= GIVEN TASK =
A verbatim copy of the records is required, with all pictures left out.

= ROWS =
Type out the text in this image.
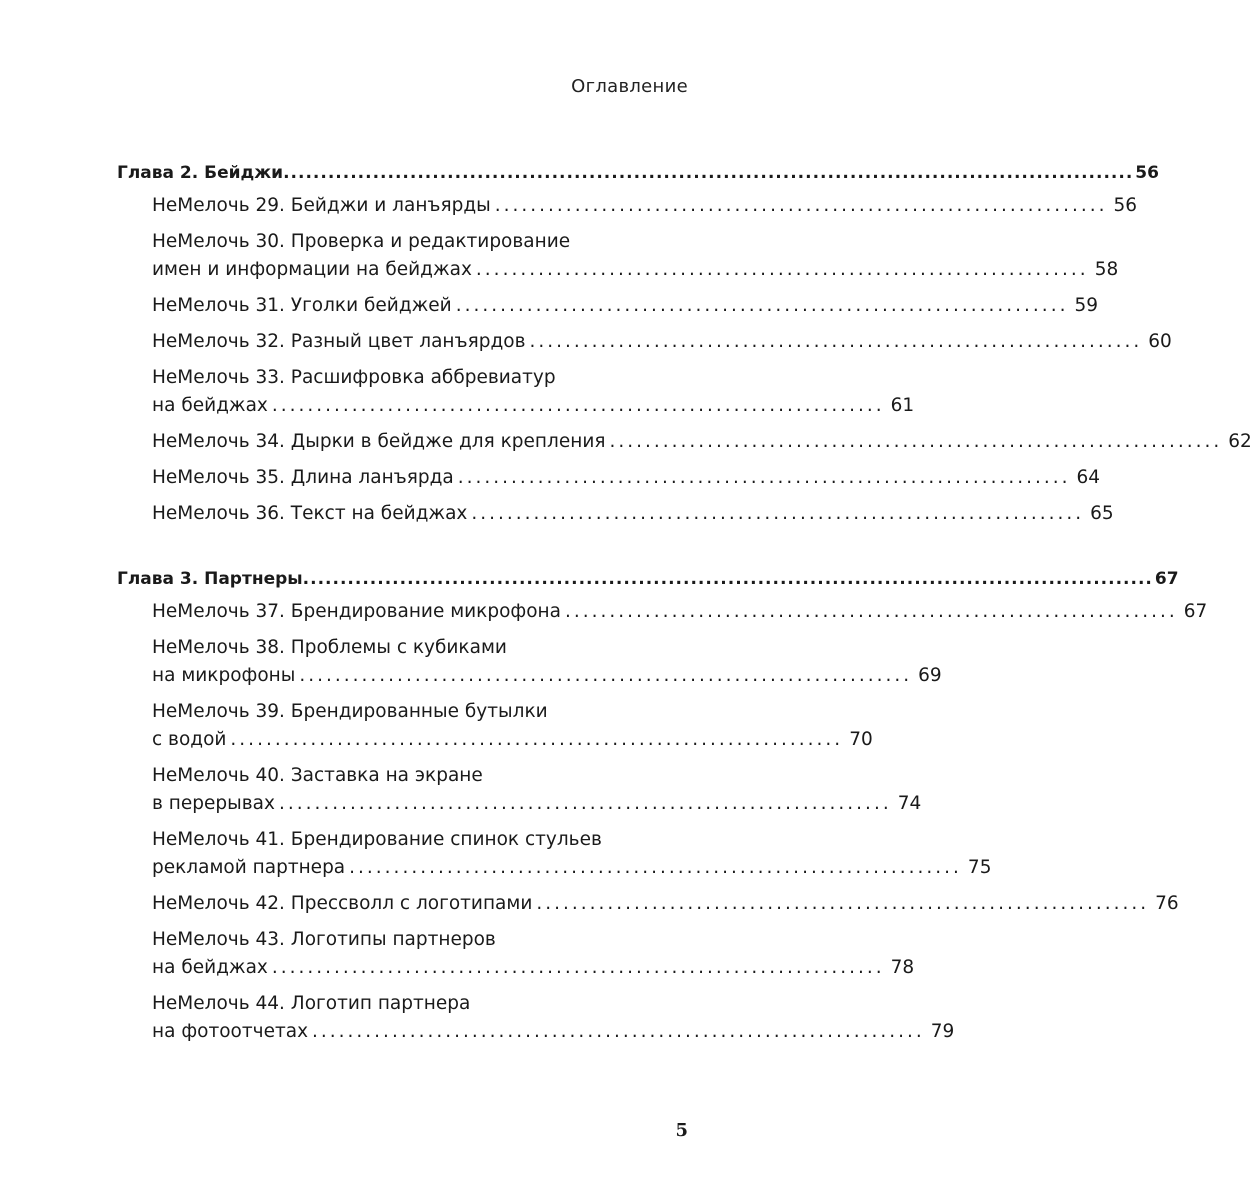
Оглавление
Глава 2. Бейджи .................................................................................................................. 56
НеМелочь 29. Бейджи и ланъярды ..................................................................... 56
НеМелочь 30. Проверка и редактирование
имен и информации на бейджах ..................................................................... 58
НеМелочь 31. Уголки бейджей ..................................................................... 59
НеМелочь 32. Разный цвет ланъярдов ..................................................................... 60
НеМелочь 33. Расшифровка аббревиатур
на бейджах ..................................................................... 61
НеМелочь 34. Дырки в бейдже для крепления ..................................................................... 62
НеМелочь 35. Длина ланъярда ..................................................................... 64
НеМелочь 36. Текст на бейджах ..................................................................... 65
Глава 3. Партнеры .................................................................................................................. 67
НеМелочь 37. Брендирование микрофона ..................................................................... 67
НеМелочь 38. Проблемы с кубиками
на микрофоны ..................................................................... 69
НеМелочь 39. Брендированные бутылки
с водой ..................................................................... 70
НеМелочь 40. Заставка на экране
в перерывах ..................................................................... 74
НеМелочь 41. Брендирование спинок стульев
рекламой партнера ..................................................................... 75
НеМелочь 42. Прессволл с логотипами ..................................................................... 76
НеМелочь 43. Логотипы партнеров
на бейджах ..................................................................... 78
НеМелочь 44. Логотип партнера
на фотоотчетах ..................................................................... 79
5
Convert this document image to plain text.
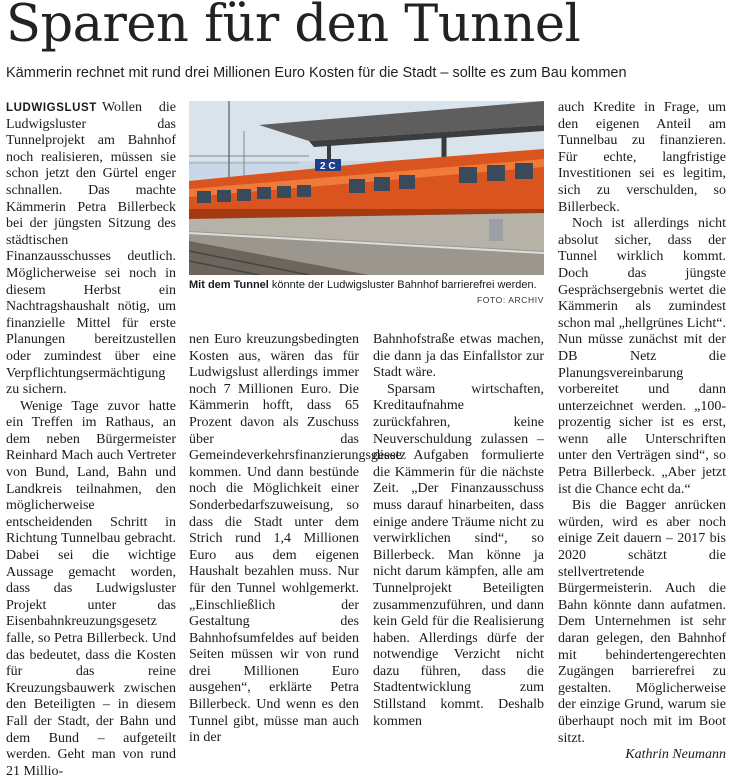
Sparen für den Tunnel

Kämmerin rechnet mit rund drei Millionen Euro Kosten für die Stadt – sollte es zum Bau kommen

LUDWIGSLUST Wollen die Ludwigsluster das Tunnelprojekt am Bahnhof noch realisieren, müssen sie schon jetzt den Gürtel enger schnallen. Das machte Kämmerin Petra Billerbeck bei der jüngsten Sitzung des städtischen Finanzausschusses deutlich. Möglicherweise sei noch in diesem Herbst ein Nachtragshaushalt nötig, um finanzielle Mittel für erste Planungen bereitzustellen oder zumindest über eine Verpflichtungsermächtigung zu sichern.

Wenige Tage zuvor hatte ein Treffen im Rathaus, an dem neben Bürgermeister Reinhard Mach auch Vertreter von Bund, Land, Bahn und Landkreis teilnahmen, den möglicherweise entscheidenden Schritt in Richtung Tunnelbau gebracht. Dabei sei die wichtige Aussage gemacht worden, dass das Ludwigsluster Projekt unter das Eisenbahnkreuzungsgesetz falle, so Petra Billerbeck. Und das bedeutet, dass die Kosten für das reine Kreuzungsbauwerk zwischen den Beteiligten – in diesem Fall der Stadt, der Bahn und dem Bund – aufgeteilt werden. Geht man von rund 21 Millio-

2 C
Mit dem Tunnel könnte der Ludwigsluster Bahnhof barrierefrei werden.
FOTO: ARCHIV

nen Euro kreuzungsbedingten Kosten aus, wären das für Ludwigslust allerdings immer noch 7 Millionen Euro. Die Kämmerin hofft, dass 65 Prozent davon als Zuschuss über das Gemeindeverkehrsfinanzierungsgesetz kommen. Und dann bestünde noch die Möglichkeit einer Sonderbedarfszuweisung, so dass die Stadt unter dem Strich rund 1,4 Millionen Euro aus dem eigenen Haushalt bezahlen muss. Nur für den Tunnel wohlgemerkt. „Einschließlich der Gestaltung des Bahnhofsumfeldes auf beiden Seiten müssen wir von rund drei Millionen Euro ausgehen“, erklärte Petra Billerbeck. Und wenn es den Tunnel gibt, müsse man auch in der

Bahnhofstraße etwas machen, die dann ja das Einfallstor zur Stadt wäre.

Sparsam wirtschaften, Kreditaufnahme zurückfahren, keine Neuverschuldung zulassen – diese Aufgaben formulierte die Kämmerin für die nächste Zeit. „Der Finanzausschuss muss darauf hinarbeiten, dass einige andere Träume nicht zu verwirklichen sind“, so Billerbeck. Man könne ja nicht darum kämpfen, alle am Tunnelprojekt Beteiligten zusammenzuführen, und dann kein Geld für die Realisierung haben. Allerdings dürfe der notwendige Verzicht nicht dazu führen, dass die Stadtentwicklung zum Stillstand kommt. Deshalb kommen

auch Kredite in Frage, um den eigenen Anteil am Tunnelbau zu finanzieren. Für echte, langfristige Investitionen sei es legitim, sich zu verschulden, so Billerbeck.

Noch ist allerdings nicht absolut sicher, dass der Tunnel wirklich kommt. Doch das jüngste Gesprächsergebnis wertet die Kämmerin als zumindest schon mal „hellgrünes Licht“. Nun müsse zunächst mit der DB Netz die Planungsvereinbarung vorbereitet und dann unterzeichnet werden. „100-prozentig sicher ist es erst, wenn alle Unterschriften unter den Verträgen sind“, so Petra Billerbeck. „Aber jetzt ist die Chance echt da.“

Bis die Bagger anrücken würden, wird es aber noch einige Zeit dauern – 2017 bis 2020 schätzt die stellvertretende Bürgermeisterin. Auch die Bahn könnte dann aufatmen. Dem Unternehmen ist sehr daran gelegen, den Bahnhof mit behindertengerechten Zugängen barrierefrei zu gestalten. Möglicherweise der einzige Grund, warum sie überhaupt noch mit im Boot sitzt.

Kathrin Neumann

= TASK RESPONSE =
Type out the text in this image.
Оглавление
Глава 2. Бейджи .................................................................................................................. 56
НеМелочь 29. Бейджи и ланъярды ..................................................................... 56
НеМелочь 30. Проверка и редактирование
имен и информации на бейджах ..................................................................... 58
НеМелочь 31. Уголки бейджей ..................................................................... 59
НеМелочь 32. Разный цвет ланъярдов ..................................................................... 60
НеМелочь 33. Расшифровка аббревиатур
на бейджах ..................................................................... 61
НеМелочь 34. Дырки в бейдже для крепления ..................................................................... 62
НеМелочь 35. Длина ланъярда ..................................................................... 64
НеМелочь 36. Текст на бейджах ..................................................................... 65
Глава 3. Партнеры .................................................................................................................. 67
НеМелочь 37. Брендирование микрофона ..................................................................... 67
НеМелочь 38. Проблемы с кубиками
на микрофоны ..................................................................... 69
НеМелочь 39. Брендированные бутылки
с водой ..................................................................... 70
НеМелочь 40. Заставка на экране
в перерывах ..................................................................... 74
НеМелочь 41. Брендирование спинок стульев
рекламой партнера ..................................................................... 75
НеМелочь 42. Прессволл с логотипами ..................................................................... 76
НеМелочь 43. Логотипы партнеров
на бейджах ..................................................................... 78
НеМелочь 44. Логотип партнера
на фотоотчетах ..................................................................... 79
5
Convert this document image to plain text.
Sparen für den Tunnel

Kämmerin rechnet mit rund drei Millionen Euro Kosten für die Stadt – sollte es zum Bau kommen

LUDWIGSLUST Wollen die Ludwigsluster das Tunnelprojekt am Bahnhof noch realisieren, müssen sie schon jetzt den Gürtel enger schnallen. Das machte Kämmerin Petra Billerbeck bei der jüngsten Sitzung des städtischen Finanzausschusses deutlich. Möglicherweise sei noch in diesem Herbst ein Nachtragshaushalt nötig, um finanzielle Mittel für erste Planungen bereitzustellen oder zumindest über eine Verpflichtungsermächtigung zu sichern.

Wenige Tage zuvor hatte ein Treffen im Rathaus, an dem neben Bürgermeister Reinhard Mach auch Vertreter von Bund, Land, Bahn und Landkreis teilnahmen, den möglicherweise entscheidenden Schritt in Richtung Tunnelbau gebracht. Dabei sei die wichtige Aussage gemacht worden, dass das Ludwigsluster Projekt unter das Eisenbahnkreuzungsgesetz falle, so Petra Billerbeck. Und das bedeutet, dass die Kosten für das reine Kreuzungsbauwerk zwischen den Beteiligten – in diesem Fall der Stadt, der Bahn und dem Bund – aufgeteilt werden. Geht man von rund 21 Millio-

2 C
Mit dem Tunnel könnte der Ludwigsluster Bahnhof barrierefrei werden.
FOTO: ARCHIV

nen Euro kreuzungsbedingten Kosten aus, wären das für Ludwigslust allerdings immer noch 7 Millionen Euro. Die Kämmerin hofft, dass 65 Prozent davon als Zuschuss über das Gemeindeverkehrsfinanzierungsgesetz kommen. Und dann bestünde noch die Möglichkeit einer Sonderbedarfszuweisung, so dass die Stadt unter dem Strich rund 1,4 Millionen Euro aus dem eigenen Haushalt bezahlen muss. Nur für den Tunnel wohlgemerkt. „Einschließlich der Gestaltung des Bahnhofsumfeldes auf beiden Seiten müssen wir von rund drei Millionen Euro ausgehen“, erklärte Petra Billerbeck. Und wenn es den Tunnel gibt, müsse man auch in der

Bahnhofstraße etwas machen, die dann ja das Einfallstor zur Stadt wäre.

Sparsam wirtschaften, Kreditaufnahme zurückfahren, keine Neuverschuldung zulassen – diese Aufgaben formulierte die Kämmerin für die nächste Zeit. „Der Finanzausschuss muss darauf hinarbeiten, dass einige andere Träume nicht zu verwirklichen sind“, so Billerbeck. Man könne ja nicht darum kämpfen, alle am Tunnelprojekt Beteiligten zusammenzuführen, und dann kein Geld für die Realisierung haben. Allerdings dürfe der notwendige Verzicht nicht dazu führen, dass die Stadtentwicklung zum Stillstand kommt. Deshalb kommen

auch Kredite in Frage, um den eigenen Anteil am Tunnelbau zu finanzieren. Für echte, langfristige Investitionen sei es legitim, sich zu verschulden, so Billerbeck.

Noch ist allerdings nicht absolut sicher, dass der Tunnel wirklich kommt. Doch das jüngste Gesprächsergebnis wertet die Kämmerin als zumindest schon mal „hellgrünes Licht“. Nun müsse zunächst mit der DB Netz die Planungsvereinbarung vorbereitet und dann unterzeichnet werden. „100-prozentig sicher ist es erst, wenn alle Unterschriften unter den Verträgen sind“, so Petra Billerbeck. „Aber jetzt ist die Chance echt da.“

Bis die Bagger anrücken würden, wird es aber noch einige Zeit dauern – 2017 bis 2020 schätzt die stellvertretende Bürgermeisterin. Auch die Bahn könnte dann aufatmen. Dem Unternehmen ist sehr daran gelegen, den Bahnhof mit behindertengerechten Zugängen barrierefrei zu gestalten. Möglicherweise der einzige Grund, warum sie überhaupt noch mit im Boot sitzt.

Kathrin Neumann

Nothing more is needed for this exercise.